Short problem: Only a number is wanted here: the number of lines of the data that include "Shear".

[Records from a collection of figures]
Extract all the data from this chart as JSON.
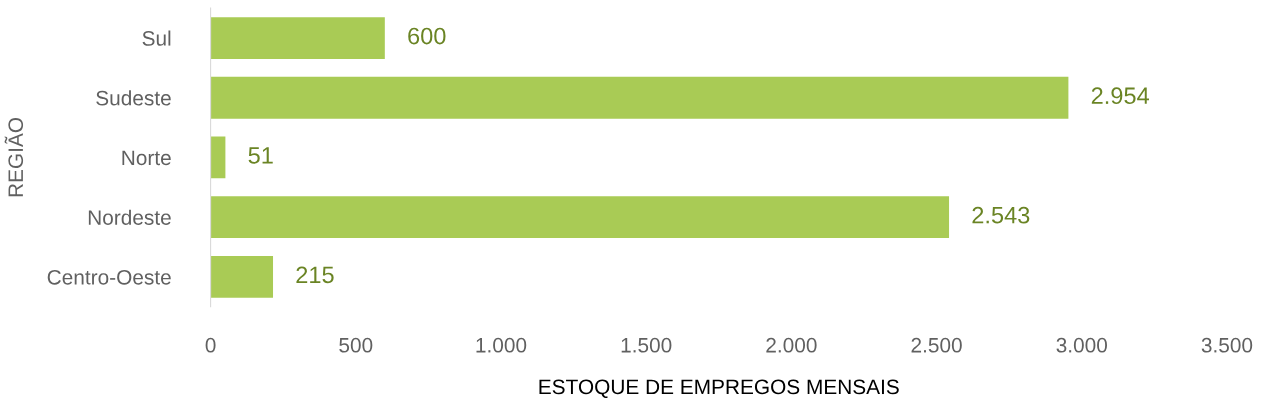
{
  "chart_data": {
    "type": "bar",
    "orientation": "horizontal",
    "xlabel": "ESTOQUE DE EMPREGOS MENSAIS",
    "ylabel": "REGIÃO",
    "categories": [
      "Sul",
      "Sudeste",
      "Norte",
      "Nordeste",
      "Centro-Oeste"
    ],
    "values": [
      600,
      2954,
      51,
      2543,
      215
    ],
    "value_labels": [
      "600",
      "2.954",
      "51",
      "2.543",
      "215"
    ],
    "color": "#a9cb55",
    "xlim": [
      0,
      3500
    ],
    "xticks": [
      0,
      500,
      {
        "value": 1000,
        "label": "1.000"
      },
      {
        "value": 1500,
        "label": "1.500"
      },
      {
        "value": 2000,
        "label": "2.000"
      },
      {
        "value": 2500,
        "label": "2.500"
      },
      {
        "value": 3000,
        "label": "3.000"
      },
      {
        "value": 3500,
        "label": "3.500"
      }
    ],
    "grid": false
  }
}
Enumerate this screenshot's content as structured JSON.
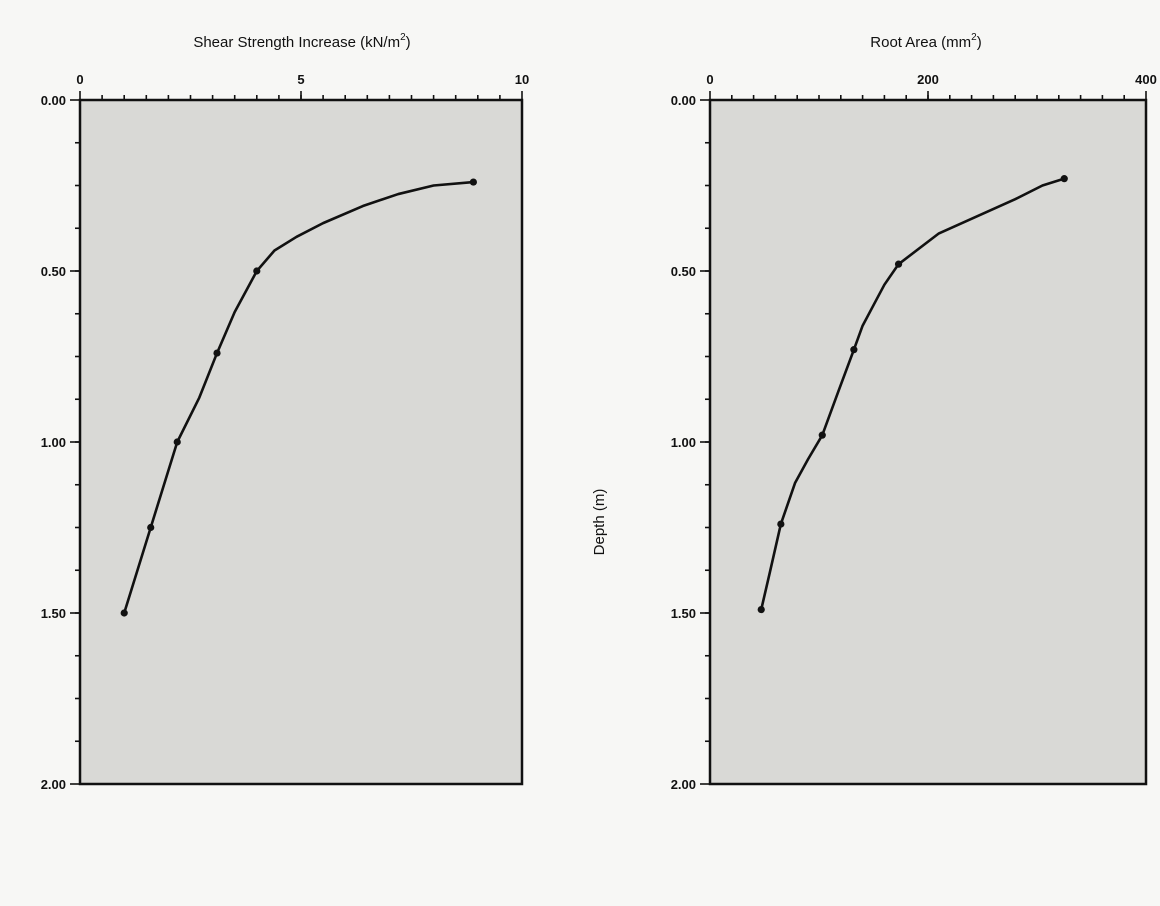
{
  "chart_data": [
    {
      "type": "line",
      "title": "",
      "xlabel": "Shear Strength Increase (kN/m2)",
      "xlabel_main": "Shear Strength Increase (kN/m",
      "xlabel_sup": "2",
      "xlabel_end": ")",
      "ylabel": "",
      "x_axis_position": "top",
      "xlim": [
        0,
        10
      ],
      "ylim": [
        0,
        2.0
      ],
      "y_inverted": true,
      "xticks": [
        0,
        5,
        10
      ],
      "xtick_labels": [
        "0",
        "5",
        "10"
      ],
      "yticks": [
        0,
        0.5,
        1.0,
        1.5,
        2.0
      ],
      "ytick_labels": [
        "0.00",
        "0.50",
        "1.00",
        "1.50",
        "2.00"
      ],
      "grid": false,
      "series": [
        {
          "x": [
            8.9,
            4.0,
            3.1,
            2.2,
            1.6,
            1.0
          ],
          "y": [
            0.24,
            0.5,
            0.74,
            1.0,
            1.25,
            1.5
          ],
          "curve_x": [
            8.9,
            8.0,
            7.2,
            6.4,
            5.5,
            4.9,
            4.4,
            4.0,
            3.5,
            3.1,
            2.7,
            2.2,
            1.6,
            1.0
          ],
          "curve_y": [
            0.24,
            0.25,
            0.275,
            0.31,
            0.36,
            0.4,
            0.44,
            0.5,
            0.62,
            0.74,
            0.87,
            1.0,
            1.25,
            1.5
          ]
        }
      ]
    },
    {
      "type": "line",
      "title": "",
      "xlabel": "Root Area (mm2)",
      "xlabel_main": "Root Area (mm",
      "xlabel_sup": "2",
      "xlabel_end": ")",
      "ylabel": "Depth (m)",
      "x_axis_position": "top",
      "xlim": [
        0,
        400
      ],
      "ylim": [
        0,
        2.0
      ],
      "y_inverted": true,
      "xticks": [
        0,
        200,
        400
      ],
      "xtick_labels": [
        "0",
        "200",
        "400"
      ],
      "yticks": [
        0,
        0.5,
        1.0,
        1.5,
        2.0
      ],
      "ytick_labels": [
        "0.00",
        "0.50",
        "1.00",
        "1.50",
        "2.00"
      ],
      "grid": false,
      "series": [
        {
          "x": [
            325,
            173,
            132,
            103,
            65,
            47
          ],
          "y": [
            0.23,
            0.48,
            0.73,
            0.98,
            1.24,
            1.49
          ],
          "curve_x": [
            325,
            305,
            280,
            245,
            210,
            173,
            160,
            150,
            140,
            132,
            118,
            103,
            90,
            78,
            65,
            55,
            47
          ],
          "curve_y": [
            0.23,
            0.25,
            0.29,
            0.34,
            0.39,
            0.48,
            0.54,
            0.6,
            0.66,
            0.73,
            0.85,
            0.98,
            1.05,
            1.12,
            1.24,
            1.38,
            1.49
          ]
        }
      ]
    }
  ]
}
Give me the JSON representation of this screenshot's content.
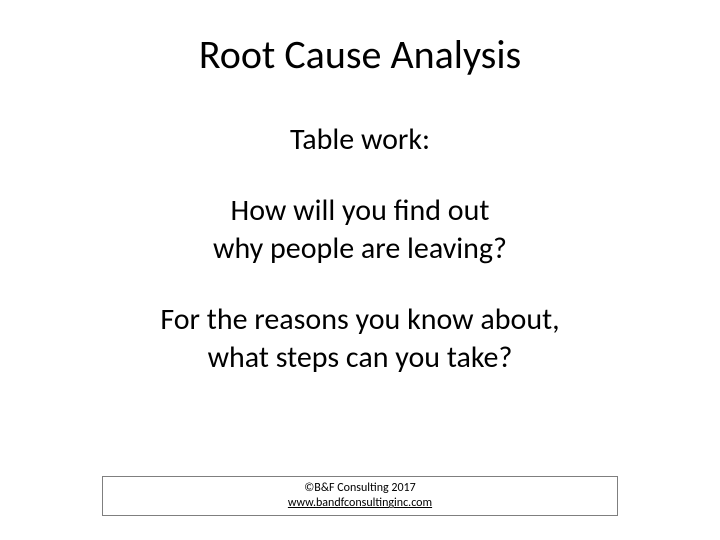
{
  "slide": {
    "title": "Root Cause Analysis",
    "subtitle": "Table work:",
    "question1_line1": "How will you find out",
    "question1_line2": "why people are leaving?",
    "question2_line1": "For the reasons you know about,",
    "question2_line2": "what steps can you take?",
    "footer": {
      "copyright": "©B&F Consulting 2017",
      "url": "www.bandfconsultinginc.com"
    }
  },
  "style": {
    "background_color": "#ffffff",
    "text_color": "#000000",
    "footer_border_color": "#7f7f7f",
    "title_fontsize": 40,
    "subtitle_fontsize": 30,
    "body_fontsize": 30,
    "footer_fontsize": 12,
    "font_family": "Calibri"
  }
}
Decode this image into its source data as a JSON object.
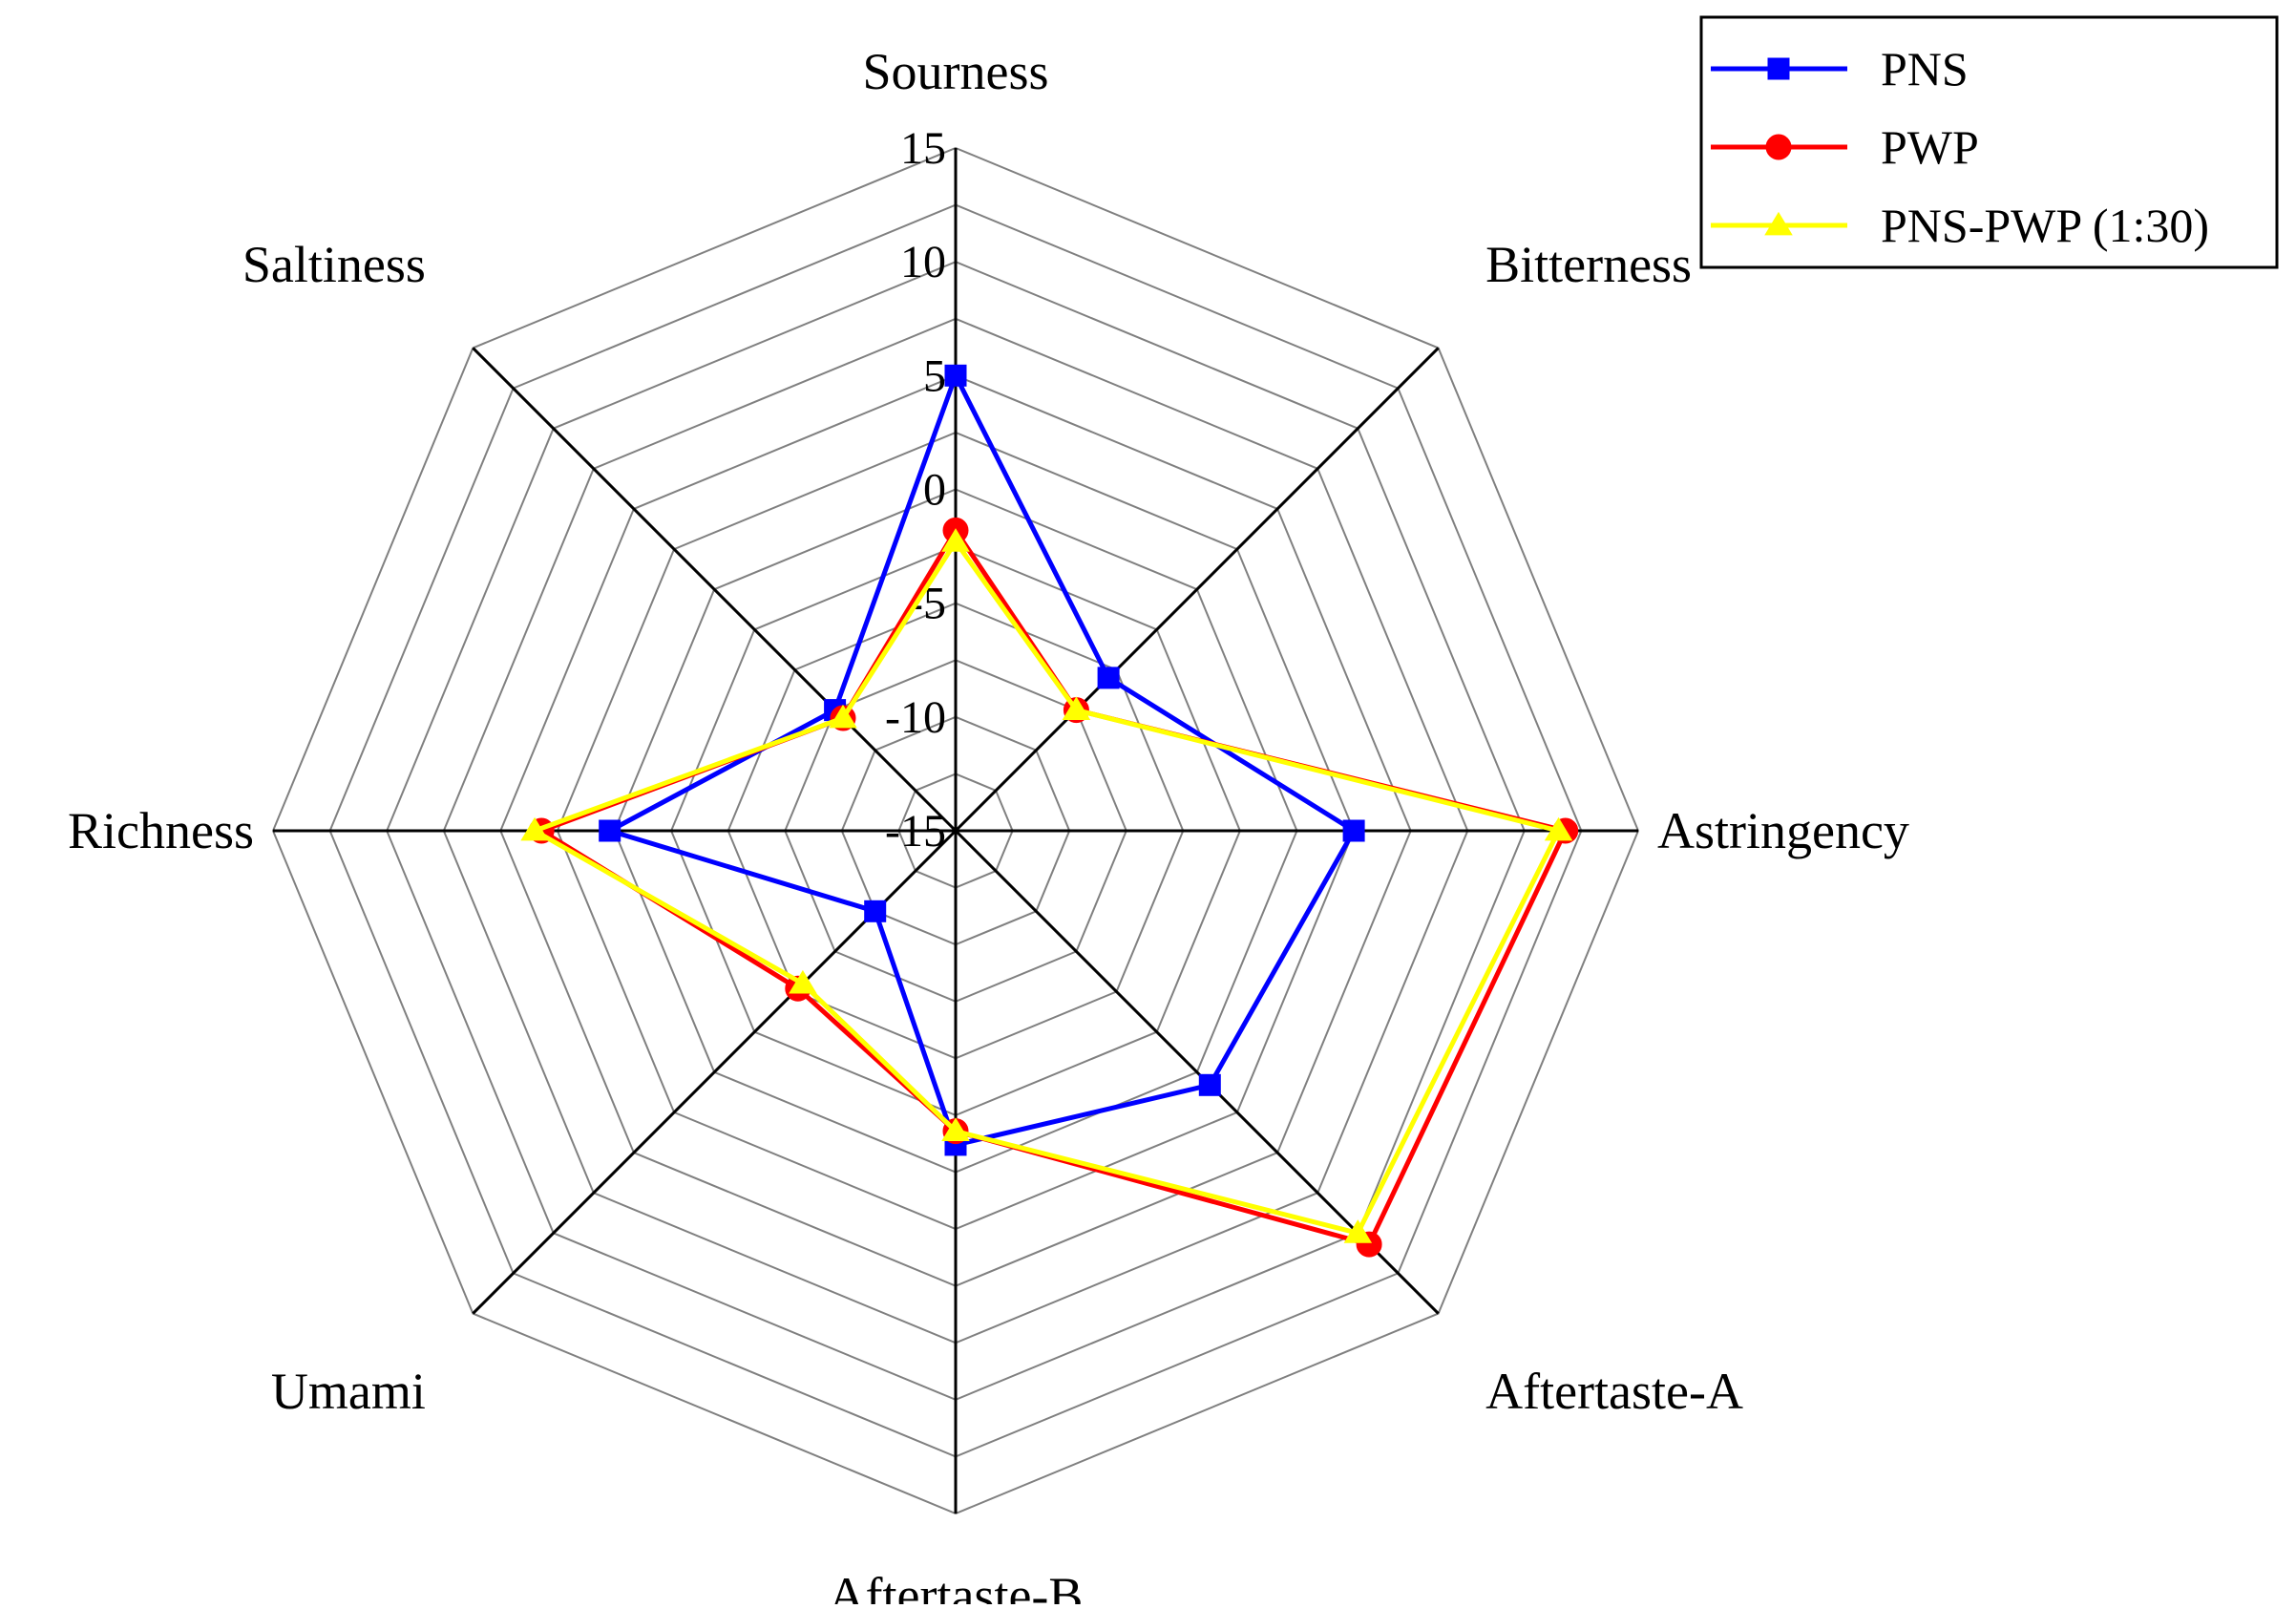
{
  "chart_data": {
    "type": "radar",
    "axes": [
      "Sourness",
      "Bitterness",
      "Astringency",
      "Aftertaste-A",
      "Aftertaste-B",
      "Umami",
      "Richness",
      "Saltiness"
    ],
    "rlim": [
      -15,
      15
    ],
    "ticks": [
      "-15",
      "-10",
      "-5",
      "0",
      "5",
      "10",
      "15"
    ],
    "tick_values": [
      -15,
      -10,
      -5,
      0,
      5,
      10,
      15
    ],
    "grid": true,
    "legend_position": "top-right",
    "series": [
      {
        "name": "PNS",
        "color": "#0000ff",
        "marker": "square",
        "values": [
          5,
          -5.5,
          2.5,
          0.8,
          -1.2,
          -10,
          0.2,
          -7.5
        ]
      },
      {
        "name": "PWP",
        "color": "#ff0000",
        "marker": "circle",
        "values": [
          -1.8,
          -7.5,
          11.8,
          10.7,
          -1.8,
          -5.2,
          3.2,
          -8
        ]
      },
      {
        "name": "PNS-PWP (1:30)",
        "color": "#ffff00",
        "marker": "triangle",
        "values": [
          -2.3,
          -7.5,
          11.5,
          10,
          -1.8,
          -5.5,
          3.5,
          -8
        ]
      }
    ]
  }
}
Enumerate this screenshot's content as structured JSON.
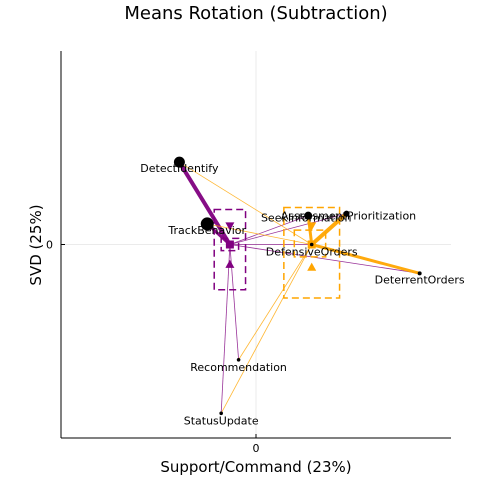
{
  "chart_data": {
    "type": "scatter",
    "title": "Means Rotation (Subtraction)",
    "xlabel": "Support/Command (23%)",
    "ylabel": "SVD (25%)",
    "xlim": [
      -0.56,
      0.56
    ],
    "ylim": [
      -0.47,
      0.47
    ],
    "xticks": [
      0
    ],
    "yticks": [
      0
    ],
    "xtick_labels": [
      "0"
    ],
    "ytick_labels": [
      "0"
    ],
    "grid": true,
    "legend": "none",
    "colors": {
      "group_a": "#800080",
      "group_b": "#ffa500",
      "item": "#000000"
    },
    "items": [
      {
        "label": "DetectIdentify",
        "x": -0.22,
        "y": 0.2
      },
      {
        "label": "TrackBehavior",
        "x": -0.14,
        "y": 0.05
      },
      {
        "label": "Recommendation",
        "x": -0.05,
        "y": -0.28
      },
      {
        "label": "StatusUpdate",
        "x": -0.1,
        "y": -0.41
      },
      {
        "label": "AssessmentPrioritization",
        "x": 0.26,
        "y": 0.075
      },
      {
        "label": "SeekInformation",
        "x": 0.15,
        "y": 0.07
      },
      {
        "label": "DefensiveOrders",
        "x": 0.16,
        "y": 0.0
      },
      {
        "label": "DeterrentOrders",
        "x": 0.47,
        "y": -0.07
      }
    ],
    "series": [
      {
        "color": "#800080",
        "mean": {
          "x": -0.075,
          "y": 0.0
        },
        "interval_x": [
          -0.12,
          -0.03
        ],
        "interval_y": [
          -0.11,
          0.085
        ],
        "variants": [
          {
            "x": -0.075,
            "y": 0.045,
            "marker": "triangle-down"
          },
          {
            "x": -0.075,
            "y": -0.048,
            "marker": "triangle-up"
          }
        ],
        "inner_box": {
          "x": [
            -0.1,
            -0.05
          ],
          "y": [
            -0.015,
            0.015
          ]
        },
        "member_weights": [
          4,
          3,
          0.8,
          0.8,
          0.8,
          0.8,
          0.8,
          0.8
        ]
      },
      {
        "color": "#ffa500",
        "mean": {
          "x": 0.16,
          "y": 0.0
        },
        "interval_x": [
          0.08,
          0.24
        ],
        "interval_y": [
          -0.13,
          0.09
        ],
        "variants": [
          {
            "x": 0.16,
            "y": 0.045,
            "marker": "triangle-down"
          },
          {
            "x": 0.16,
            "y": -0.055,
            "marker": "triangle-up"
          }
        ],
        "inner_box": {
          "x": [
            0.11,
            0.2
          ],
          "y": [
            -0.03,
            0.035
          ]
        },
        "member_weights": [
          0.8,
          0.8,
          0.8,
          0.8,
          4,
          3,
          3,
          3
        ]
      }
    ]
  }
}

Reply to the task: 2